# Aim of the task:
Repeat each line exactly as it is written.

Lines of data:
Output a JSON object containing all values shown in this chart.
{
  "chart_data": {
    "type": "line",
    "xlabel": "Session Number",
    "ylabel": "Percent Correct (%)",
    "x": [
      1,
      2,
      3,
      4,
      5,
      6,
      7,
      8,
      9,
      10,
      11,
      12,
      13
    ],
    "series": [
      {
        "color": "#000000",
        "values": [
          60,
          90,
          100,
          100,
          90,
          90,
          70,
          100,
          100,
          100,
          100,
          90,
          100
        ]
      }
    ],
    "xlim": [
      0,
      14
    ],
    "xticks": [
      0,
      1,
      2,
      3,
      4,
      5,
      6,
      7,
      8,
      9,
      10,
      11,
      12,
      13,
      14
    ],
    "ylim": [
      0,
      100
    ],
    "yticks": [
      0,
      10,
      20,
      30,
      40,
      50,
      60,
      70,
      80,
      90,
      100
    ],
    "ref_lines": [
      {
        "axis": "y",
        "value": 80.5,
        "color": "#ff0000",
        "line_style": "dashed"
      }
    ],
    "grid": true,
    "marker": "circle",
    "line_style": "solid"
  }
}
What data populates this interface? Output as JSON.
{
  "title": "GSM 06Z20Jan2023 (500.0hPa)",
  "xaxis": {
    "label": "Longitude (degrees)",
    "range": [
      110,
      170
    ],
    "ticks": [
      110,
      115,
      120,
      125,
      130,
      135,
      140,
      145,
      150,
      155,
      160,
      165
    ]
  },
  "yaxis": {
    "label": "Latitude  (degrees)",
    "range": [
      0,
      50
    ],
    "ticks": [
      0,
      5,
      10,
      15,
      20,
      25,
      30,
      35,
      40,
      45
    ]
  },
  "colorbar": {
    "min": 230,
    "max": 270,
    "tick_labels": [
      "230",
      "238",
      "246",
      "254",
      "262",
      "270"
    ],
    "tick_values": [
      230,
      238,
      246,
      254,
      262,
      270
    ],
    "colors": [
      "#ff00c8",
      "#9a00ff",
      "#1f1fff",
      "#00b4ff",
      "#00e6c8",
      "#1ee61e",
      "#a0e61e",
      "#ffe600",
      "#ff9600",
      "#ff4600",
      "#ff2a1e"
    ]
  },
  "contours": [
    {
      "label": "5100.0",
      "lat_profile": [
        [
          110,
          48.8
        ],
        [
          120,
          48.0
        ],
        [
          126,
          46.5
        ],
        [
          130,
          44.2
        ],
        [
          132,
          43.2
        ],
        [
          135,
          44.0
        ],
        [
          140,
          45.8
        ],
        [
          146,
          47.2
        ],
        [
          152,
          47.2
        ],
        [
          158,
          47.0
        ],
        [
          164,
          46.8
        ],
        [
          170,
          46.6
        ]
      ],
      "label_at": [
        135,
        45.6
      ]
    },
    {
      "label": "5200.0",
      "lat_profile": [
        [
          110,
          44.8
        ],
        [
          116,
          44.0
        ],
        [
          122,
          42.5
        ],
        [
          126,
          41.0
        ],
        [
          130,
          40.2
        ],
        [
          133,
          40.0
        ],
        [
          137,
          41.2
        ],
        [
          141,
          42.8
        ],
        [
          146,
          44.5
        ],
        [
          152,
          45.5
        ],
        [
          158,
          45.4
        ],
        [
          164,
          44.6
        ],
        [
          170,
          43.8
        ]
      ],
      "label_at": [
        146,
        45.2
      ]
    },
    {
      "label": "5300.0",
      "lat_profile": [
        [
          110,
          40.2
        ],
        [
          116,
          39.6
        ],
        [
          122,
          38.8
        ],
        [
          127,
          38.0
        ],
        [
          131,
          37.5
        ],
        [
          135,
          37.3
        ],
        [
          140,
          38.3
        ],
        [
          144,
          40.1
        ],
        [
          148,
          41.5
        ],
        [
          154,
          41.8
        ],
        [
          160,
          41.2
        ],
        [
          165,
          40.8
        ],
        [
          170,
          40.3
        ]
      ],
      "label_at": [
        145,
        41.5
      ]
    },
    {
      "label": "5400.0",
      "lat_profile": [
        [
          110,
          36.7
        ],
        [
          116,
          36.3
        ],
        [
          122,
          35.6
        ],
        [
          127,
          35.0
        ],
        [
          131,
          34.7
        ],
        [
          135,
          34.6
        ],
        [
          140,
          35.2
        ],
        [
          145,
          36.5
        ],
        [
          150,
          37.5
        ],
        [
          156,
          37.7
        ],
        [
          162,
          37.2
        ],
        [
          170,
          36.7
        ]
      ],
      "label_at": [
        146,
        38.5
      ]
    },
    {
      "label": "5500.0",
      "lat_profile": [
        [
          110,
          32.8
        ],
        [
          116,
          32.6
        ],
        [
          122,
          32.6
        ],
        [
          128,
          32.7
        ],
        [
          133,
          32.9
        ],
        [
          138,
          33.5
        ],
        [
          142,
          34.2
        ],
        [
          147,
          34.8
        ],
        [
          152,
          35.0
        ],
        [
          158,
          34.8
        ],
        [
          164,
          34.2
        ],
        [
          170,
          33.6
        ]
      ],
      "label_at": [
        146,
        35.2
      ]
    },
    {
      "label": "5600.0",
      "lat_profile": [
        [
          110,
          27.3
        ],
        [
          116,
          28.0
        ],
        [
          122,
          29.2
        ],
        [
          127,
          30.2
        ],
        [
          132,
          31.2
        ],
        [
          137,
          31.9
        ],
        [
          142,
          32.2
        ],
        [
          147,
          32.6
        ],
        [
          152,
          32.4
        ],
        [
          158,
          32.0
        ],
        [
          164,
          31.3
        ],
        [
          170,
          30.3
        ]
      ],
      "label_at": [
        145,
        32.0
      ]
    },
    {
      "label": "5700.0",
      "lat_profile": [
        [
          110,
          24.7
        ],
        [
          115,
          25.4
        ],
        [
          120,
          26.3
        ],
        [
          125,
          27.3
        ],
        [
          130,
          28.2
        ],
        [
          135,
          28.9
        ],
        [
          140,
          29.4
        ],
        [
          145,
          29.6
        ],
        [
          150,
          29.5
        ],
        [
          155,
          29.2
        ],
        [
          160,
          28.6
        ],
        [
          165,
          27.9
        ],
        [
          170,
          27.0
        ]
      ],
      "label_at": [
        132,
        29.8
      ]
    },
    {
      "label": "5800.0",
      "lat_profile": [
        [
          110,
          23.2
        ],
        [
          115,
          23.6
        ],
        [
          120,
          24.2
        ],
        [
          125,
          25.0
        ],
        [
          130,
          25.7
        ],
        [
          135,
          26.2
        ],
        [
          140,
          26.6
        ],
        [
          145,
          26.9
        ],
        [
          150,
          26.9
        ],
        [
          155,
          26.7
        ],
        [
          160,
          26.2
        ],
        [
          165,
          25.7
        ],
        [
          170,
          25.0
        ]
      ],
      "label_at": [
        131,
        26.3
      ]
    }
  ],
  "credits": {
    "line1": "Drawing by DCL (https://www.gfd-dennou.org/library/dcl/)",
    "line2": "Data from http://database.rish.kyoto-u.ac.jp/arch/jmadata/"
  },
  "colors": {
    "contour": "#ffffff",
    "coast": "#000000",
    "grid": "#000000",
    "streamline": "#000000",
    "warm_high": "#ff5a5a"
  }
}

# Task solution:
Output a JSON object containing all values shown in this chart.
{
  "chart_data": {
    "type": "line",
    "xlabel": "Session Number",
    "ylabel": "Percent Correct (%)",
    "x": [
      1,
      2,
      3,
      4,
      5,
      6,
      7,
      8,
      9,
      10,
      11,
      12,
      13
    ],
    "series": [
      {
        "color": "#000000",
        "values": [
          60,
          90,
          100,
          100,
          90,
          90,
          70,
          100,
          100,
          100,
          100,
          90,
          100
        ]
      }
    ],
    "xlim": [
      0,
      14
    ],
    "xticks": [
      0,
      1,
      2,
      3,
      4,
      5,
      6,
      7,
      8,
      9,
      10,
      11,
      12,
      13,
      14
    ],
    "ylim": [
      0,
      100
    ],
    "yticks": [
      0,
      10,
      20,
      30,
      40,
      50,
      60,
      70,
      80,
      90,
      100
    ],
    "ref_lines": [
      {
        "axis": "y",
        "value": 80.5,
        "color": "#ff0000",
        "line_style": "dashed"
      }
    ],
    "grid": true,
    "marker": "circle",
    "line_style": "solid"
  }
}
What data populates this interface? Output as JSON.
{
  "title": "GSM 06Z20Jan2023 (500.0hPa)",
  "xaxis": {
    "label": "Longitude (degrees)",
    "range": [
      110,
      170
    ],
    "ticks": [
      110,
      115,
      120,
      125,
      130,
      135,
      140,
      145,
      150,
      155,
      160,
      165
    ]
  },
  "yaxis": {
    "label": "Latitude  (degrees)",
    "range": [
      0,
      50
    ],
    "ticks": [
      0,
      5,
      10,
      15,
      20,
      25,
      30,
      35,
      40,
      45
    ]
  },
  "colorbar": {
    "min": 230,
    "max": 270,
    "tick_labels": [
      "230",
      "238",
      "246",
      "254",
      "262",
      "270"
    ],
    "tick_values": [
      230,
      238,
      246,
      254,
      262,
      270
    ],
    "colors": [
      "#ff00c8",
      "#9a00ff",
      "#1f1fff",
      "#00b4ff",
      "#00e6c8",
      "#1ee61e",
      "#a0e61e",
      "#ffe600",
      "#ff9600",
      "#ff4600",
      "#ff2a1e"
    ]
  },
  "contours": [
    {
      "label": "5100.0",
      "lat_profile": [
        [
          110,
          48.8
        ],
        [
          120,
          48.0
        ],
        [
          126,
          46.5
        ],
        [
          130,
          44.2
        ],
        [
          132,
          43.2
        ],
        [
          135,
          44.0
        ],
        [
          140,
          45.8
        ],
        [
          146,
          47.2
        ],
        [
          152,
          47.2
        ],
        [
          158,
          47.0
        ],
        [
          164,
          46.8
        ],
        [
          170,
          46.6
        ]
      ],
      "label_at": [
        135,
        45.6
      ]
    },
    {
      "label": "5200.0",
      "lat_profile": [
        [
          110,
          44.8
        ],
        [
          116,
          44.0
        ],
        [
          122,
          42.5
        ],
        [
          126,
          41.0
        ],
        [
          130,
          40.2
        ],
        [
          133,
          40.0
        ],
        [
          137,
          41.2
        ],
        [
          141,
          42.8
        ],
        [
          146,
          44.5
        ],
        [
          152,
          45.5
        ],
        [
          158,
          45.4
        ],
        [
          164,
          44.6
        ],
        [
          170,
          43.8
        ]
      ],
      "label_at": [
        146,
        45.2
      ]
    },
    {
      "label": "5300.0",
      "lat_profile": [
        [
          110,
          40.2
        ],
        [
          116,
          39.6
        ],
        [
          122,
          38.8
        ],
        [
          127,
          38.0
        ],
        [
          131,
          37.5
        ],
        [
          135,
          37.3
        ],
        [
          140,
          38.3
        ],
        [
          144,
          40.1
        ],
        [
          148,
          41.5
        ],
        [
          154,
          41.8
        ],
        [
          160,
          41.2
        ],
        [
          165,
          40.8
        ],
        [
          170,
          40.3
        ]
      ],
      "label_at": [
        145,
        41.5
      ]
    },
    {
      "label": "5400.0",
      "lat_profile": [
        [
          110,
          36.7
        ],
        [
          116,
          36.3
        ],
        [
          122,
          35.6
        ],
        [
          127,
          35.0
        ],
        [
          131,
          34.7
        ],
        [
          135,
          34.6
        ],
        [
          140,
          35.2
        ],
        [
          145,
          36.5
        ],
        [
          150,
          37.5
        ],
        [
          156,
          37.7
        ],
        [
          162,
          37.2
        ],
        [
          170,
          36.7
        ]
      ],
      "label_at": [
        146,
        38.5
      ]
    },
    {
      "label": "5500.0",
      "lat_profile": [
        [
          110,
          32.8
        ],
        [
          116,
          32.6
        ],
        [
          122,
          32.6
        ],
        [
          128,
          32.7
        ],
        [
          133,
          32.9
        ],
        [
          138,
          33.5
        ],
        [
          142,
          34.2
        ],
        [
          147,
          34.8
        ],
        [
          152,
          35.0
        ],
        [
          158,
          34.8
        ],
        [
          164,
          34.2
        ],
        [
          170,
          33.6
        ]
      ],
      "label_at": [
        146,
        35.2
      ]
    },
    {
      "label": "5600.0",
      "lat_profile": [
        [
          110,
          27.3
        ],
        [
          116,
          28.0
        ],
        [
          122,
          29.2
        ],
        [
          127,
          30.2
        ],
        [
          132,
          31.2
        ],
        [
          137,
          31.9
        ],
        [
          142,
          32.2
        ],
        [
          147,
          32.6
        ],
        [
          152,
          32.4
        ],
        [
          158,
          32.0
        ],
        [
          164,
          31.3
        ],
        [
          170,
          30.3
        ]
      ],
      "label_at": [
        145,
        32.0
      ]
    },
    {
      "label": "5700.0",
      "lat_profile": [
        [
          110,
          24.7
        ],
        [
          115,
          25.4
        ],
        [
          120,
          26.3
        ],
        [
          125,
          27.3
        ],
        [
          130,
          28.2
        ],
        [
          135,
          28.9
        ],
        [
          140,
          29.4
        ],
        [
          145,
          29.6
        ],
        [
          150,
          29.5
        ],
        [
          155,
          29.2
        ],
        [
          160,
          28.6
        ],
        [
          165,
          27.9
        ],
        [
          170,
          27.0
        ]
      ],
      "label_at": [
        132,
        29.8
      ]
    },
    {
      "label": "5800.0",
      "lat_profile": [
        [
          110,
          23.2
        ],
        [
          115,
          23.6
        ],
        [
          120,
          24.2
        ],
        [
          125,
          25.0
        ],
        [
          130,
          25.7
        ],
        [
          135,
          26.2
        ],
        [
          140,
          26.6
        ],
        [
          145,
          26.9
        ],
        [
          150,
          26.9
        ],
        [
          155,
          26.7
        ],
        [
          160,
          26.2
        ],
        [
          165,
          25.7
        ],
        [
          170,
          25.0
        ]
      ],
      "label_at": [
        131,
        26.3
      ]
    }
  ],
  "credits": {
    "line1": "Drawing by DCL (https://www.gfd-dennou.org/library/dcl/)",
    "line2": "Data from http://database.rish.kyoto-u.ac.jp/arch/jmadata/"
  },
  "colors": {
    "contour": "#ffffff",
    "coast": "#000000",
    "grid": "#000000",
    "streamline": "#000000",
    "warm_high": "#ff5a5a"
  }
}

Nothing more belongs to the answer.